**What to produce**
Omit all images, then return the remaining material exactly as it stands.

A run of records
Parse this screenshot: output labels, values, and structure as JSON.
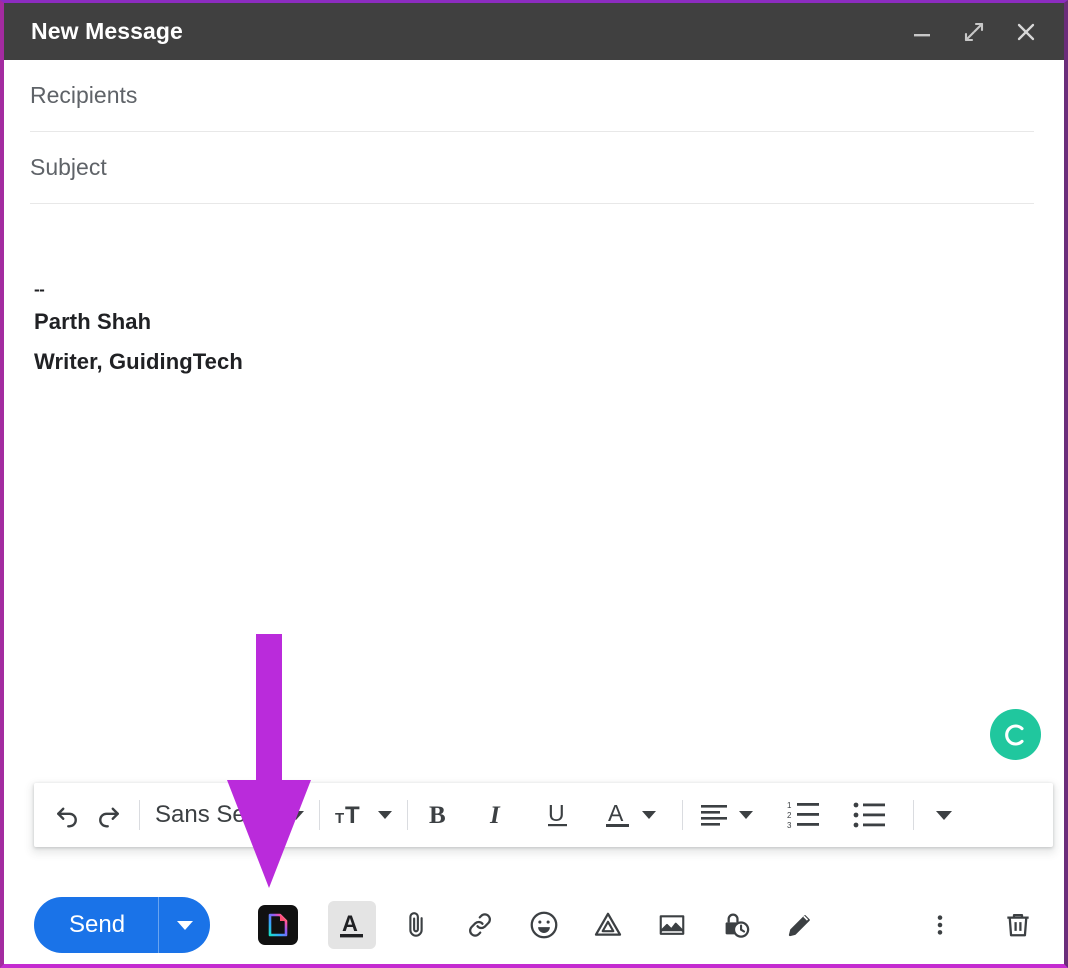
{
  "window": {
    "title": "New Message",
    "border_color": "#a32ba0",
    "titlebar_bg": "#404040",
    "controls": [
      {
        "name": "minimize",
        "label": "Minimize"
      },
      {
        "name": "expand",
        "label": "Full screen"
      },
      {
        "name": "close",
        "label": "Save & close"
      }
    ]
  },
  "fields": {
    "recipients_placeholder": "Recipients",
    "subject_placeholder": "Subject",
    "recipients_value": "",
    "subject_value": ""
  },
  "body": {
    "signature_separator": "--",
    "signature_name": "Parth Shah",
    "signature_title": "Writer, GuidingTech"
  },
  "assistant_badge": {
    "name": "grammarly-assistant",
    "color": "#20c79e"
  },
  "format_toolbar": {
    "undo_label": "Undo",
    "redo_label": "Redo",
    "font_family": "Sans Serif",
    "font_size_label": "Size",
    "bold_label": "B",
    "italic_label": "I",
    "underline_label": "U",
    "text_color_label": "A",
    "align_label": "Align",
    "numbered_list_label": "Numbered list",
    "bulleted_list_label": "Bulleted list",
    "more_format_label": "More formatting options"
  },
  "action_bar": {
    "send_label": "Send",
    "send_color": "#1a73e8",
    "send_options_label": "More send options",
    "extension_icon_label": "Document extension",
    "formatting_options_label": "Formatting options",
    "attach_label": "Attach files",
    "link_label": "Insert link",
    "emoji_label": "Insert emoji",
    "drive_label": "Insert files using Drive",
    "photo_label": "Insert photo",
    "confidential_label": "Toggle confidential mode",
    "signature_label": "Insert signature",
    "more_options_label": "More options",
    "discard_label": "Discard draft"
  },
  "annotation": {
    "arrow_color": "#ba2bdb",
    "points_to": "extension-icon-button"
  }
}
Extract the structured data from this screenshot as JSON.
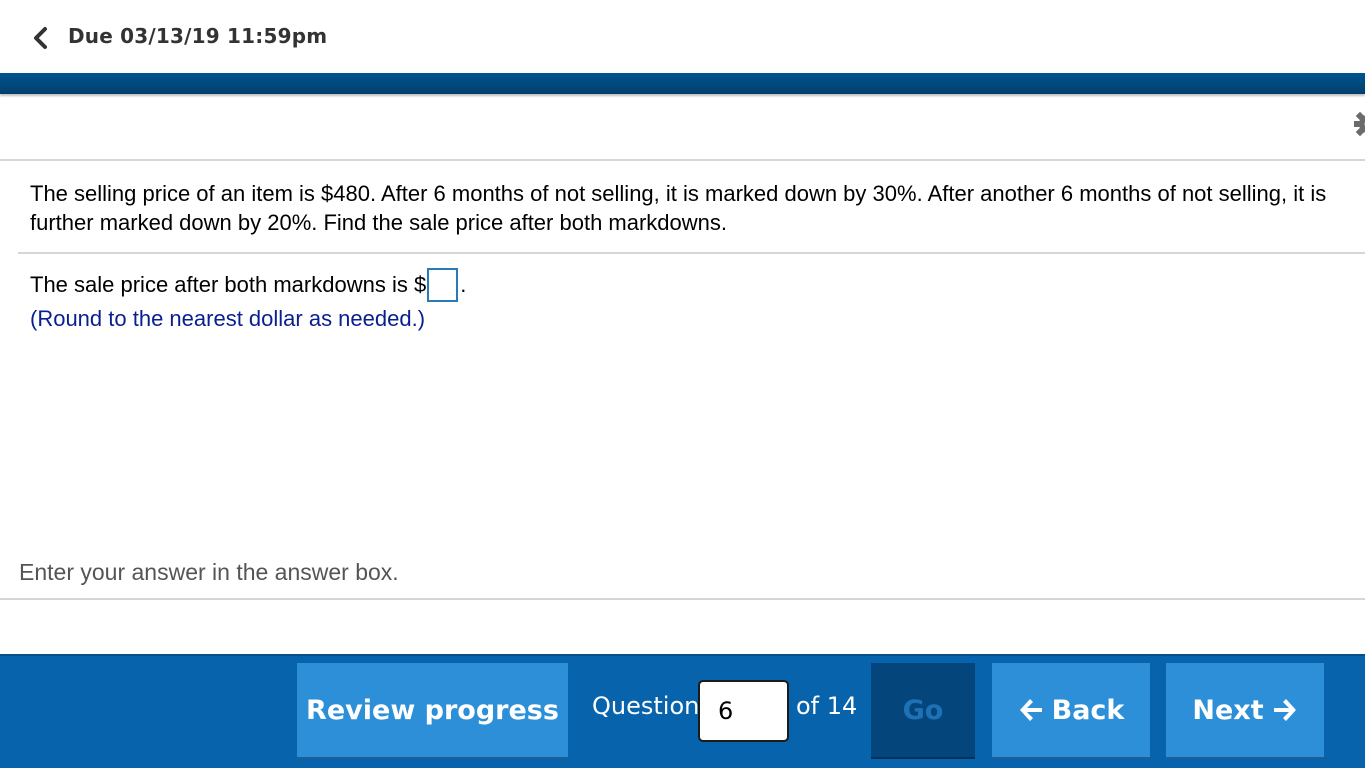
{
  "header": {
    "back_icon": "chevron-left-icon",
    "due_label": "Due 03/13/19 11:59pm",
    "band_color": "#00558c"
  },
  "toolbar": {
    "settings_icon": "gear-icon"
  },
  "question": {
    "text": "The selling price of an item is $480. After 6 months of not selling, it is marked down by 30%. After another 6 months of not selling, it is further marked down by 20%. Find the sale price after both markdowns.",
    "answer_prefix": "The sale price after both markdowns is $",
    "answer_value": "",
    "answer_suffix": ".",
    "hint": "(Round to the nearest dollar as needed.)"
  },
  "instruction": "Enter your answer in the answer box.",
  "navigation": {
    "review_label": "Review progress",
    "question_label": "Question",
    "question_number": "6",
    "of_total_label": "of 14",
    "go_label": "Go",
    "back_label": "Back",
    "next_label": "Next",
    "bar_color": "#0763ac",
    "button_color": "#2c8fd8"
  }
}
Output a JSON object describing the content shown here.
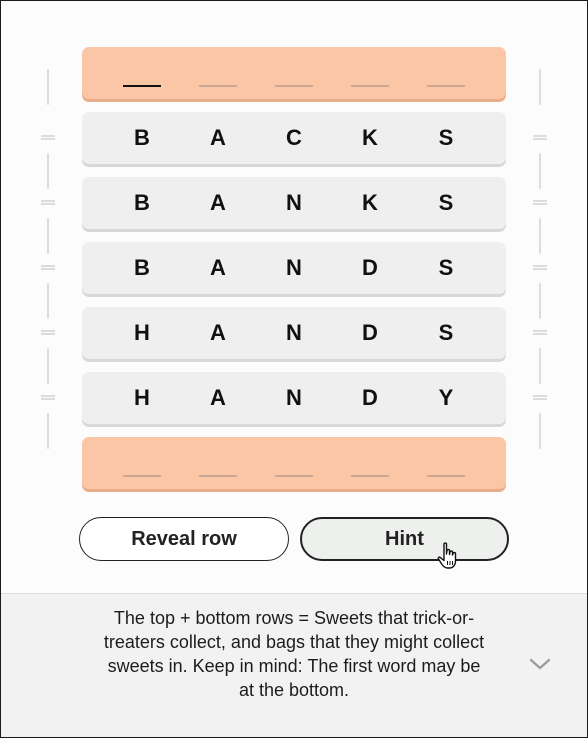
{
  "board": {
    "top_row": {
      "letters": [
        "",
        "",
        "",
        "",
        ""
      ],
      "active_index": 0
    },
    "rows": [
      {
        "letters": [
          "B",
          "A",
          "C",
          "K",
          "S"
        ]
      },
      {
        "letters": [
          "B",
          "A",
          "N",
          "K",
          "S"
        ]
      },
      {
        "letters": [
          "B",
          "A",
          "N",
          "D",
          "S"
        ]
      },
      {
        "letters": [
          "H",
          "A",
          "N",
          "D",
          "S"
        ]
      },
      {
        "letters": [
          "H",
          "A",
          "N",
          "D",
          "Y"
        ]
      }
    ],
    "bottom_row": {
      "letters": [
        "",
        "",
        "",
        "",
        ""
      ]
    }
  },
  "buttons": {
    "reveal_row": "Reveal row",
    "hint": "Hint"
  },
  "hint_panel": {
    "text": "The top + bottom rows = Sweets that trick-or-treaters collect, and bags that they might collect sweets in. Keep in mind: The first word may be at the bottom.",
    "toggle_icon": "chevron-down-icon"
  },
  "colors": {
    "answer_row": "#fbc6a6",
    "ladder_row": "#efefef",
    "text": "#111111"
  }
}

**Task solution**
Parse this screenshot: output labels, values, and structure as JSON.
{
  "window": {
    "title": "New Message",
    "border_color": "#a32ba0",
    "titlebar_bg": "#404040",
    "controls": [
      {
        "name": "minimize",
        "label": "Minimize"
      },
      {
        "name": "expand",
        "label": "Full screen"
      },
      {
        "name": "close",
        "label": "Save & close"
      }
    ]
  },
  "fields": {
    "recipients_placeholder": "Recipients",
    "subject_placeholder": "Subject",
    "recipients_value": "",
    "subject_value": ""
  },
  "body": {
    "signature_separator": "--",
    "signature_name": "Parth Shah",
    "signature_title": "Writer, GuidingTech"
  },
  "assistant_badge": {
    "name": "grammarly-assistant",
    "color": "#20c79e"
  },
  "format_toolbar": {
    "undo_label": "Undo",
    "redo_label": "Redo",
    "font_family": "Sans Serif",
    "font_size_label": "Size",
    "bold_label": "B",
    "italic_label": "I",
    "underline_label": "U",
    "text_color_label": "A",
    "align_label": "Align",
    "numbered_list_label": "Numbered list",
    "bulleted_list_label": "Bulleted list",
    "more_format_label": "More formatting options"
  },
  "action_bar": {
    "send_label": "Send",
    "send_color": "#1a73e8",
    "send_options_label": "More send options",
    "extension_icon_label": "Document extension",
    "formatting_options_label": "Formatting options",
    "attach_label": "Attach files",
    "link_label": "Insert link",
    "emoji_label": "Insert emoji",
    "drive_label": "Insert files using Drive",
    "photo_label": "Insert photo",
    "confidential_label": "Toggle confidential mode",
    "signature_label": "Insert signature",
    "more_options_label": "More options",
    "discard_label": "Discard draft"
  },
  "annotation": {
    "arrow_color": "#ba2bdb",
    "points_to": "extension-icon-button"
  }
}
Extract the structured data from this screenshot as JSON.
{
  "header": {
    "back_icon": "chevron-left-icon",
    "due_label": "Due 03/13/19 11:59pm",
    "band_color": "#00558c"
  },
  "toolbar": {
    "settings_icon": "gear-icon"
  },
  "question": {
    "text": "The selling price of an item is $480. After 6 months of not selling, it is marked down by 30%. After another 6 months of not selling, it is further marked down by 20%. Find the sale price after both markdowns.",
    "answer_prefix": "The sale price after both markdowns is $",
    "answer_value": "",
    "answer_suffix": ".",
    "hint": "(Round to the nearest dollar as needed.)"
  },
  "instruction": "Enter your answer in the answer box.",
  "navigation": {
    "review_label": "Review progress",
    "question_label": "Question",
    "question_number": "6",
    "of_total_label": "of 14",
    "go_label": "Go",
    "back_label": "Back",
    "next_label": "Next",
    "bar_color": "#0763ac",
    "button_color": "#2c8fd8"
  }
}
Output a JSON object describing the content shown here.
{
  "board": {
    "top_row": {
      "letters": [
        "",
        "",
        "",
        "",
        ""
      ],
      "active_index": 0
    },
    "rows": [
      {
        "letters": [
          "B",
          "A",
          "C",
          "K",
          "S"
        ]
      },
      {
        "letters": [
          "B",
          "A",
          "N",
          "K",
          "S"
        ]
      },
      {
        "letters": [
          "B",
          "A",
          "N",
          "D",
          "S"
        ]
      },
      {
        "letters": [
          "H",
          "A",
          "N",
          "D",
          "S"
        ]
      },
      {
        "letters": [
          "H",
          "A",
          "N",
          "D",
          "Y"
        ]
      }
    ],
    "bottom_row": {
      "letters": [
        "",
        "",
        "",
        "",
        ""
      ]
    }
  },
  "buttons": {
    "reveal_row": "Reveal row",
    "hint": "Hint"
  },
  "hint_panel": {
    "text": "The top + bottom rows = Sweets that trick-or-treaters collect, and bags that they might collect sweets in. Keep in mind: The first word may be at the bottom.",
    "toggle_icon": "chevron-down-icon"
  },
  "colors": {
    "answer_row": "#fbc6a6",
    "ladder_row": "#efefef",
    "text": "#111111"
  }
}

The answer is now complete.